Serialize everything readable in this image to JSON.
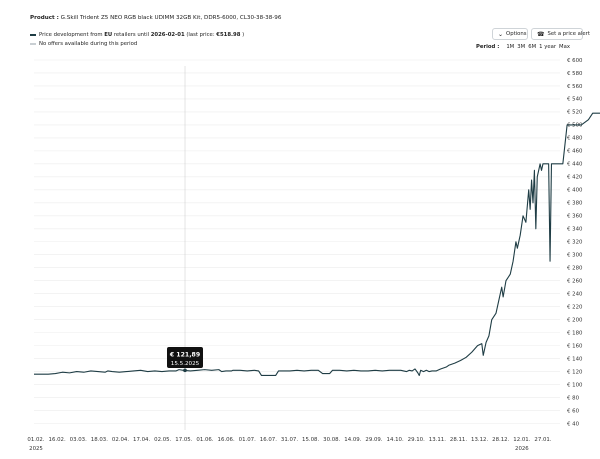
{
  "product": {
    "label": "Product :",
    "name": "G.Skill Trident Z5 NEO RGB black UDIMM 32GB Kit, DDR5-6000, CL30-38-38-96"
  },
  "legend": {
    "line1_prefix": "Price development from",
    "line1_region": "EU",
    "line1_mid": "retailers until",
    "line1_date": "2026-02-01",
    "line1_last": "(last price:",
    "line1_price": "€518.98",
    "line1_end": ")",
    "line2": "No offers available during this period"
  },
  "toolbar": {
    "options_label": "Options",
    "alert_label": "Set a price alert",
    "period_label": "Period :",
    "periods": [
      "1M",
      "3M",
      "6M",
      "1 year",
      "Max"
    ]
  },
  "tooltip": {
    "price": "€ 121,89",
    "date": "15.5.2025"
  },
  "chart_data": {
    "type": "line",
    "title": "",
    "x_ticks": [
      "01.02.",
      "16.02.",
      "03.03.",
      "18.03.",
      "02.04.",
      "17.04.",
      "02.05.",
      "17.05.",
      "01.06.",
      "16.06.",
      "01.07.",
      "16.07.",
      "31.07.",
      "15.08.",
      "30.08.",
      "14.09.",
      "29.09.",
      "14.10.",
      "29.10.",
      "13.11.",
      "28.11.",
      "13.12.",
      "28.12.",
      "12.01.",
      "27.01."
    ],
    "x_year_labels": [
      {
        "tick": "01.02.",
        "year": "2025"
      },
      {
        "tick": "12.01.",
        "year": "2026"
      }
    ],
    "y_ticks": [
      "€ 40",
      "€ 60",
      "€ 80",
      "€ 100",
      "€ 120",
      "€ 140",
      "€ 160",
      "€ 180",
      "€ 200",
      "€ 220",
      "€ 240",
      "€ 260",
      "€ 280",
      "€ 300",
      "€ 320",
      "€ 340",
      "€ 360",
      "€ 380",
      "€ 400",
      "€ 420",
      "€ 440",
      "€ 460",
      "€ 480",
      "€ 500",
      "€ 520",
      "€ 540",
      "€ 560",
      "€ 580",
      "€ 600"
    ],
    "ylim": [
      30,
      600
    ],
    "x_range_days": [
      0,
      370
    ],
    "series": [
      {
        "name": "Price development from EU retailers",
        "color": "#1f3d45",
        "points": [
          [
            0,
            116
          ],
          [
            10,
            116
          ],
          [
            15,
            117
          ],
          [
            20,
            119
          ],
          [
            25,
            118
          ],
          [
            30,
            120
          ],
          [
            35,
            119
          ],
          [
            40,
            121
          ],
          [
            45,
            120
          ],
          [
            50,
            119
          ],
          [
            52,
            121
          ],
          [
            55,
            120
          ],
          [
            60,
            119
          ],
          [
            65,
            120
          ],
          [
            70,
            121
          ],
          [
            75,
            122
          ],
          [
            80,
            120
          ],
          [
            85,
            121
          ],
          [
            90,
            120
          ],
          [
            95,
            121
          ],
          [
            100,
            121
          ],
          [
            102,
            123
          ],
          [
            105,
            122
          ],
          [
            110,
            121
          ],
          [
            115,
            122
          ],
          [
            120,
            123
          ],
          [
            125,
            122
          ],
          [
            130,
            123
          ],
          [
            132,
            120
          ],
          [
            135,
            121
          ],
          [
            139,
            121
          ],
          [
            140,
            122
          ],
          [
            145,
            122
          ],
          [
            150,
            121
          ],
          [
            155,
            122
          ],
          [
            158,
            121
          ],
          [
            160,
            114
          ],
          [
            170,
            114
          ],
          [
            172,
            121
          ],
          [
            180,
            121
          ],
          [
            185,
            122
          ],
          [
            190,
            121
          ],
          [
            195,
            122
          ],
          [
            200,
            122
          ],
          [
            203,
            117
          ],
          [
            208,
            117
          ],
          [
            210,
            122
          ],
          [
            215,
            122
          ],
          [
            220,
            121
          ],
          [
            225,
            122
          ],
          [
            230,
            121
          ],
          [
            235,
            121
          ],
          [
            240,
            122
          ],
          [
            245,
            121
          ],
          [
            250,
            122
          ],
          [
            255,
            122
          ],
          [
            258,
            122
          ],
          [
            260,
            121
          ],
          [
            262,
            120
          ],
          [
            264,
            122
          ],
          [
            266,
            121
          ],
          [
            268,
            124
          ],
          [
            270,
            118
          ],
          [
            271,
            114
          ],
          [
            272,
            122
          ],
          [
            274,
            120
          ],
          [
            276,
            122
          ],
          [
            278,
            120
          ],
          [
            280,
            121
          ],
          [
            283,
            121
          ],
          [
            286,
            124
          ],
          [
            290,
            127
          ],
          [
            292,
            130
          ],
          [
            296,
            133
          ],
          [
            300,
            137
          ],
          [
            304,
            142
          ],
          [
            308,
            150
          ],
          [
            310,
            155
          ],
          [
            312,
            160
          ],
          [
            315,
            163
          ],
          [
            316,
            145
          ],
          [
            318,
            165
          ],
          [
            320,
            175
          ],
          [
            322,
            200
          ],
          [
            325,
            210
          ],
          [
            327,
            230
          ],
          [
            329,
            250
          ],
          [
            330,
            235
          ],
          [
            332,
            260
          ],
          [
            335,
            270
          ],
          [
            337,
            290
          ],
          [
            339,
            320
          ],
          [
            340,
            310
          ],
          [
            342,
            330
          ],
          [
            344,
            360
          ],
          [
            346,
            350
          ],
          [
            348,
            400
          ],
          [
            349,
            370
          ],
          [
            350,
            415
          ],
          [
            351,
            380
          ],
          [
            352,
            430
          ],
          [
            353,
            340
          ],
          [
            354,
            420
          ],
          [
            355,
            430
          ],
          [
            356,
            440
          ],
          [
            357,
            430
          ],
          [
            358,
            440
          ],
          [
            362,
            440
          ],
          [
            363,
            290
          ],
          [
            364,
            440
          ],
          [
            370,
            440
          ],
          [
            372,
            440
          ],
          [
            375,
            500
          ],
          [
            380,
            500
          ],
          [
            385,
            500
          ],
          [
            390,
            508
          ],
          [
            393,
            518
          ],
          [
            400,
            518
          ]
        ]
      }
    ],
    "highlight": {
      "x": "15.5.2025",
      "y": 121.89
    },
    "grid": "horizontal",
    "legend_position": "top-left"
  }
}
——
■ EXERCISE DETAILS
Track down every line with the word "name" and copy it.

■ RESPONSE TO THIS TASK
    "name": "G.Skill Trident Z5 NEO RGB black UDIMM 32GB Kit, DDR5-6000, CL30-38-38-96"
        "name": "Price development from EU retailers",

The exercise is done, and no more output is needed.